GOAL OF THE EXERCISE:
Restate the entries word for word, omitting nothing.

DATA SHOWN:
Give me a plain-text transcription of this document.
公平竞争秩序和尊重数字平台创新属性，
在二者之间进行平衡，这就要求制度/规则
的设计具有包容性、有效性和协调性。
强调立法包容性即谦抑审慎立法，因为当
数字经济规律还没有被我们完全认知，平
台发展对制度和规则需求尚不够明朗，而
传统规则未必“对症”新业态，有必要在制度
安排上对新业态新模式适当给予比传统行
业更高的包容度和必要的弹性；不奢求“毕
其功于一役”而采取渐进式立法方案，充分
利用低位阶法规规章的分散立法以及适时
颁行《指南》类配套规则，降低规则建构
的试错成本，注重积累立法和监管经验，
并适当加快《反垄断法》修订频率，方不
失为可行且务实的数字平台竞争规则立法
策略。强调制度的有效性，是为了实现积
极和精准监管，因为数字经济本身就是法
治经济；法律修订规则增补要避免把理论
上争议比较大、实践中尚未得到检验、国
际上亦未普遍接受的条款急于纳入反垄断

FINAL RESULT:
Give me a plain-text transcription of this document.
公平竞争秩序和尊重数字平台创新属性，
在二者之间进行平衡，这就要求制度/规则
的设计具有包容性、有效性和协调性。
强调立法包容性即谦抑审慎立法，因为当
数字经济规律还没有被我们完全认知，平
台发展对制度和规则需求尚不够明朗，而
传统规则未必“对症”新业态，有必要在制度
安排上对新业态新模式适当给予比传统行
业更高的包容度和必要的弹性；不奢求“毕
其功于一役”而采取渐进式立法方案，充分
利用低位阶法规规章的分散立法以及适时
颁行《指南》类配套规则，降低规则建构
的试错成本，注重积累立法和监管经验，
并适当加快《反垄断法》修订频率，方不
失为可行且务实的数字平台竞争规则立法
策略。强调制度的有效性，是为了实现积
极和精准监管，因为数字经济本身就是法
治经济；法律修订规则增补要避免把理论
上争议比较大、实践中尚未得到检验、国
际上亦未普遍接受的条款急于纳入反垄断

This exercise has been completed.